◆ RECORDS FOR PROCESSING

* begin *

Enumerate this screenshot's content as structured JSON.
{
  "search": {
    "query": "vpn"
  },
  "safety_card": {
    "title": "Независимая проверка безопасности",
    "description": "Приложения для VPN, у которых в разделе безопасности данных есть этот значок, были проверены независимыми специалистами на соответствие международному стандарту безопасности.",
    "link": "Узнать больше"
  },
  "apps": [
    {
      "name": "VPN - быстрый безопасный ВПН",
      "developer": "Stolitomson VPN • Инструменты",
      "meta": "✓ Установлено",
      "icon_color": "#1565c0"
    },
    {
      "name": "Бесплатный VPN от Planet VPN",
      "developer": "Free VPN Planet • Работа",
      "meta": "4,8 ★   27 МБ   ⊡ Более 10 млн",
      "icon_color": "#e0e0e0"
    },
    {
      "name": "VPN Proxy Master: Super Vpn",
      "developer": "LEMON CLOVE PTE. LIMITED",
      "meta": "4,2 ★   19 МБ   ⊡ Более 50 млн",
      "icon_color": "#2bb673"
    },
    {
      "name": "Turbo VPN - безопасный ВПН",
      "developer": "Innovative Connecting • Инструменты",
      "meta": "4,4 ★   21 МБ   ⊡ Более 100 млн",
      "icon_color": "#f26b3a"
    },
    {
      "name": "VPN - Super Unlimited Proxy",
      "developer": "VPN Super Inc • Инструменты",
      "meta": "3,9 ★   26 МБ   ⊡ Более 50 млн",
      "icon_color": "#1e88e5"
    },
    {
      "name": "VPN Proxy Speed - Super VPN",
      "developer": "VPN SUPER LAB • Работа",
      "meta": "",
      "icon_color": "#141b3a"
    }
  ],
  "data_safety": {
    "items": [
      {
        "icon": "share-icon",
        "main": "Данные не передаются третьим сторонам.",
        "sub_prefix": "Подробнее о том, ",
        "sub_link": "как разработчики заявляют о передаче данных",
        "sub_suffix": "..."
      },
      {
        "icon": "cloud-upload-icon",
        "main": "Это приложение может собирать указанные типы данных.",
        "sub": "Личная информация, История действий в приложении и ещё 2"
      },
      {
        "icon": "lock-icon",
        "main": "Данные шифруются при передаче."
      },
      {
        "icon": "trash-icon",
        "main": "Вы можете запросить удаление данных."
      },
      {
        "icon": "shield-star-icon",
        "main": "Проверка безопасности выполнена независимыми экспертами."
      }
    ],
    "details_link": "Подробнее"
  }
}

* end *

◆ DIRECTIONS
Retype the listing exactly, in full.

◆ EXPECTED ANSWER
Enumerate this screenshot's content as structured JSON.
{
  "search": {
    "query": "vpn"
  },
  "safety_card": {
    "title": "Независимая проверка безопасности",
    "description": "Приложения для VPN, у которых в разделе безопасности данных есть этот значок, были проверены независимыми специалистами на соответствие международному стандарту безопасности.",
    "link": "Узнать больше"
  },
  "apps": [
    {
      "name": "VPN - быстрый безопасный ВПН",
      "developer": "Stolitomson VPN • Инструменты",
      "meta": "✓ Установлено",
      "icon_color": "#1565c0"
    },
    {
      "name": "Бесплатный VPN от Planet VPN",
      "developer": "Free VPN Planet • Работа",
      "meta": "4,8 ★   27 МБ   ⊡ Более 10 млн",
      "icon_color": "#e0e0e0"
    },
    {
      "name": "VPN Proxy Master: Super Vpn",
      "developer": "LEMON CLOVE PTE. LIMITED",
      "meta": "4,2 ★   19 МБ   ⊡ Более 50 млн",
      "icon_color": "#2bb673"
    },
    {
      "name": "Turbo VPN - безопасный ВПН",
      "developer": "Innovative Connecting • Инструменты",
      "meta": "4,4 ★   21 МБ   ⊡ Более 100 млн",
      "icon_color": "#f26b3a"
    },
    {
      "name": "VPN - Super Unlimited Proxy",
      "developer": "VPN Super Inc • Инструменты",
      "meta": "3,9 ★   26 МБ   ⊡ Более 50 млн",
      "icon_color": "#1e88e5"
    },
    {
      "name": "VPN Proxy Speed - Super VPN",
      "developer": "VPN SUPER LAB • Работа",
      "meta": "",
      "icon_color": "#141b3a"
    }
  ],
  "data_safety": {
    "items": [
      {
        "icon": "share-icon",
        "main": "Данные не передаются третьим сторонам.",
        "sub_prefix": "Подробнее о том, ",
        "sub_link": "как разработчики заявляют о передаче данных",
        "sub_suffix": "..."
      },
      {
        "icon": "cloud-upload-icon",
        "main": "Это приложение может собирать указанные типы данных.",
        "sub": "Личная информация, История действий в приложении и ещё 2"
      },
      {
        "icon": "lock-icon",
        "main": "Данные шифруются при передаче."
      },
      {
        "icon": "trash-icon",
        "main": "Вы можете запросить удаление данных."
      },
      {
        "icon": "shield-star-icon",
        "main": "Проверка безопасности выполнена независимыми экспертами."
      }
    ],
    "details_link": "Подробнее"
  }
}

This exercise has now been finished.